▶ Stated exercise:
Scan the entries below for the word "text". Copy each line that has it.
** Begin Records provided **
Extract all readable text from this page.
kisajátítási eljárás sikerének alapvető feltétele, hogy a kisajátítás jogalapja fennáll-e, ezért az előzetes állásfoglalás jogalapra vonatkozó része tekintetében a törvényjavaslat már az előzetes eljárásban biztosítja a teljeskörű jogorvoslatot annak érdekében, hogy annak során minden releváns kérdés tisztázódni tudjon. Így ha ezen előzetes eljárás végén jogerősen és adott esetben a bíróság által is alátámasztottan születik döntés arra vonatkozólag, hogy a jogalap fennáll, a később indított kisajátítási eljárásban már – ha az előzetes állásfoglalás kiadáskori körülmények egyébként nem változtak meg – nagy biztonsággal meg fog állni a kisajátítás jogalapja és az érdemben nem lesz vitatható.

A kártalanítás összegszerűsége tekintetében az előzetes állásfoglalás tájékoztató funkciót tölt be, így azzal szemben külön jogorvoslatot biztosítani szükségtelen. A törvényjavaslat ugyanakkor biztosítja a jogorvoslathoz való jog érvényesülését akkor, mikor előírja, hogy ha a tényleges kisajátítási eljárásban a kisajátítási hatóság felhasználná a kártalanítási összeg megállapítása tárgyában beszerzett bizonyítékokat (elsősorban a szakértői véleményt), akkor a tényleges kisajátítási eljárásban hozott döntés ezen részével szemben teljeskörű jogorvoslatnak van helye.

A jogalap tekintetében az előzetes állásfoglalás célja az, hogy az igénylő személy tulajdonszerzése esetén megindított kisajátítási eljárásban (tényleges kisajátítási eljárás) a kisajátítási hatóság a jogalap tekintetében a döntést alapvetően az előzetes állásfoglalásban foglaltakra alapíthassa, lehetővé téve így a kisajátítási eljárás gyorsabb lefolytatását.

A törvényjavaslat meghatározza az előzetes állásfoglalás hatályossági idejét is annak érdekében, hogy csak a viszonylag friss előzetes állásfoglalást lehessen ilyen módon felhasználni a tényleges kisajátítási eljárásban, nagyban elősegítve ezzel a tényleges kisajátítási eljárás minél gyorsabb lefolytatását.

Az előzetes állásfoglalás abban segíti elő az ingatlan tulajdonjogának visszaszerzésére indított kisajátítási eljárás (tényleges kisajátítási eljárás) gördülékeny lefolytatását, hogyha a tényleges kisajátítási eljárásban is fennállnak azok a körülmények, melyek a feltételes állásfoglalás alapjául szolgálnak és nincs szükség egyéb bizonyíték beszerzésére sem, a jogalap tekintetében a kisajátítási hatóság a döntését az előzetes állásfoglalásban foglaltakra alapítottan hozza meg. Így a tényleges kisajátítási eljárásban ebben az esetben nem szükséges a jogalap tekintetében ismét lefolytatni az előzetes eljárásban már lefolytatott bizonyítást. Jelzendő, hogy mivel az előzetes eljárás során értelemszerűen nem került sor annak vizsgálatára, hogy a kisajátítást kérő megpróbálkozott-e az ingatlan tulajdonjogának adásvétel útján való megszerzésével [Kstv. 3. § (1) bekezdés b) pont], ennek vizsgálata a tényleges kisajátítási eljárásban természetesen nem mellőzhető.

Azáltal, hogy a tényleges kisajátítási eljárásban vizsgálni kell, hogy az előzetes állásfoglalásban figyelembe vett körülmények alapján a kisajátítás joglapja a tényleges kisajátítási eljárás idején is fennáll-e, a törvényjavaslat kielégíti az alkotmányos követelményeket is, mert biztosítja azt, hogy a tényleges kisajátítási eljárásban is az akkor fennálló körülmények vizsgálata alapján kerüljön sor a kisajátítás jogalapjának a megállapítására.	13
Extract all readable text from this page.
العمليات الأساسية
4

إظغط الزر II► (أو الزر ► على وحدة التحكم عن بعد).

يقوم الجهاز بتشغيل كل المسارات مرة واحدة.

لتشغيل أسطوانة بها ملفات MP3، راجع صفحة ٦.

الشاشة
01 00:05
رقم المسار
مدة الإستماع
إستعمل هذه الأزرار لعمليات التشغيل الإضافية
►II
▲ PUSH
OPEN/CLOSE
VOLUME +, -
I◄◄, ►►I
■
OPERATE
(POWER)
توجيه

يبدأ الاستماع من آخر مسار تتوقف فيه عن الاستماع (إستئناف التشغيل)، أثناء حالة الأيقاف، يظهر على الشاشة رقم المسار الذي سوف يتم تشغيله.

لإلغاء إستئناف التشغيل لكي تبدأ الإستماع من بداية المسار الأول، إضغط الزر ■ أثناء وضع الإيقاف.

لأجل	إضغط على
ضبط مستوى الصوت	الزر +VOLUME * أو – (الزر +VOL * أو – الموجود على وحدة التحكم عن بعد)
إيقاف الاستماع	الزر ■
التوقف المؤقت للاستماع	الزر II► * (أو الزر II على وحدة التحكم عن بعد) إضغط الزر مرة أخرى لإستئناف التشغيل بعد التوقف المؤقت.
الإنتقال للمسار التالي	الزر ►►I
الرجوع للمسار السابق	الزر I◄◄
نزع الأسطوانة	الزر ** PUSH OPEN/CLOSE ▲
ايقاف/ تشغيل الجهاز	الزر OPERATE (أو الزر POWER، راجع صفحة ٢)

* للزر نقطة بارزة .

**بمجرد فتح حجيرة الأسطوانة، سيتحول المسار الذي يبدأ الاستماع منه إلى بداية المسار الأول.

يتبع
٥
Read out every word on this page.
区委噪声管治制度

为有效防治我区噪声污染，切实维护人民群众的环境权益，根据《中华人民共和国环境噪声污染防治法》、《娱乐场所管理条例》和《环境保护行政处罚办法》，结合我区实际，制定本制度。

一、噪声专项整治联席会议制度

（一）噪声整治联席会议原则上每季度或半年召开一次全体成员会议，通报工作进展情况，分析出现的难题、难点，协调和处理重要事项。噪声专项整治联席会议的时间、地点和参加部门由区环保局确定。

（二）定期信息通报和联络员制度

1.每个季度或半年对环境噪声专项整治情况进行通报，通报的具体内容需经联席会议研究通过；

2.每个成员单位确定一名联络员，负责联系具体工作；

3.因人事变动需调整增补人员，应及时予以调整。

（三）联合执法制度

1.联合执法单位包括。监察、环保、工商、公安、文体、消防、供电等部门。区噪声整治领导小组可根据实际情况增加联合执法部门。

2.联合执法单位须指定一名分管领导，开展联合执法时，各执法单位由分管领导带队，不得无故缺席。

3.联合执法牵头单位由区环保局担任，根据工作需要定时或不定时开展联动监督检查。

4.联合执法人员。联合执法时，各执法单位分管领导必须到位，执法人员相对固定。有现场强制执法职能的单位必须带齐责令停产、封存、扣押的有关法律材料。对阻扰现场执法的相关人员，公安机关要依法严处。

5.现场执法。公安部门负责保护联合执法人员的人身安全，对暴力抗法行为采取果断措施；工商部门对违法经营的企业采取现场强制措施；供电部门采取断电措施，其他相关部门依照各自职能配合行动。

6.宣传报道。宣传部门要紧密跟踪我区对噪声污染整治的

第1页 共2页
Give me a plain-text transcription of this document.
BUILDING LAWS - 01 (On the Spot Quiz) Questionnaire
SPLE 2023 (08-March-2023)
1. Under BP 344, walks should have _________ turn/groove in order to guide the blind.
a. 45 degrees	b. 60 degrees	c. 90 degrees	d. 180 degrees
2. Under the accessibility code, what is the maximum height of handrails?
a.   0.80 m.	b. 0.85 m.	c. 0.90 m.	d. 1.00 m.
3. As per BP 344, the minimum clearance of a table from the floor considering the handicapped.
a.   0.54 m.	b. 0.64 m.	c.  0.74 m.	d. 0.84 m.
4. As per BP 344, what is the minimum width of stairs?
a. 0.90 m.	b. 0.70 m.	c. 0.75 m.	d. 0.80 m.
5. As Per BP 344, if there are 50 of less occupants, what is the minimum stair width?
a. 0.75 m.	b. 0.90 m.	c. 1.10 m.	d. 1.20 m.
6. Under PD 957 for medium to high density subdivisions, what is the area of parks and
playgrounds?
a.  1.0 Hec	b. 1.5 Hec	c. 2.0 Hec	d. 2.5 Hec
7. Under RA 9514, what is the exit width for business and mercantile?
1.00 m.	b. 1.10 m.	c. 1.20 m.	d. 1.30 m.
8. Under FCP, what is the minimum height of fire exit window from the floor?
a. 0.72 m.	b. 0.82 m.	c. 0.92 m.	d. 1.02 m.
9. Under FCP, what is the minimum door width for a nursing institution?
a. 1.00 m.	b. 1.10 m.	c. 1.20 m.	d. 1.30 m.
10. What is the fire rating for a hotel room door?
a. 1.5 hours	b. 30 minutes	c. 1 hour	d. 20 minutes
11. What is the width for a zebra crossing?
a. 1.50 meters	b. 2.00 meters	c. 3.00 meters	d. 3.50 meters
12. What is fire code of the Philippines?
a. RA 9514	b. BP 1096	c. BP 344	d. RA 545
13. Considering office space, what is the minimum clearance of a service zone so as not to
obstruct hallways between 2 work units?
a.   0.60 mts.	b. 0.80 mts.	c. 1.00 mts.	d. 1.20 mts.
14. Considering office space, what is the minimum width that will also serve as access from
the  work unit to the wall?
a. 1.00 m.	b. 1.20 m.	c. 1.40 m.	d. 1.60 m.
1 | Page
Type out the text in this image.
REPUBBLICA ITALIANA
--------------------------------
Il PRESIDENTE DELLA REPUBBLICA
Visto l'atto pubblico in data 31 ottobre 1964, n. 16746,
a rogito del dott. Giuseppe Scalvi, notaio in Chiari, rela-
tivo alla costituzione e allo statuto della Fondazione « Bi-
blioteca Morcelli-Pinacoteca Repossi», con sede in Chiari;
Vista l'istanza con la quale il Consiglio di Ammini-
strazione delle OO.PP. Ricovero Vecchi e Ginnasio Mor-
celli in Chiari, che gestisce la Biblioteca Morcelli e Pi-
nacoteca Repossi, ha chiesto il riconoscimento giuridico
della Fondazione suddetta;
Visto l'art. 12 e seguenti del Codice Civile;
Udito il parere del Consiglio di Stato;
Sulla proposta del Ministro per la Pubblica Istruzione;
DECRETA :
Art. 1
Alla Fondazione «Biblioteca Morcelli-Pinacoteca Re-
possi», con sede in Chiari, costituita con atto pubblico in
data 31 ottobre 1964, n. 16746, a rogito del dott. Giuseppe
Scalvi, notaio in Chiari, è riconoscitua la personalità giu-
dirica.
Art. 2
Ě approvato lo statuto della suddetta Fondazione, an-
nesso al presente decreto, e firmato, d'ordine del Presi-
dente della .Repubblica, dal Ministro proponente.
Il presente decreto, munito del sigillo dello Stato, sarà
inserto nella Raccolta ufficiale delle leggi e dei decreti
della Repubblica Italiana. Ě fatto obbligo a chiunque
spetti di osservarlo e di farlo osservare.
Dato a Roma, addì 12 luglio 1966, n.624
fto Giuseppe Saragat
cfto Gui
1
** End Records provided **
▶ Worked answer:
Extract all readable text from this page.
Extract all readable text from this page.
Give me a plain-text transcription of this document.
Type out the text in this image.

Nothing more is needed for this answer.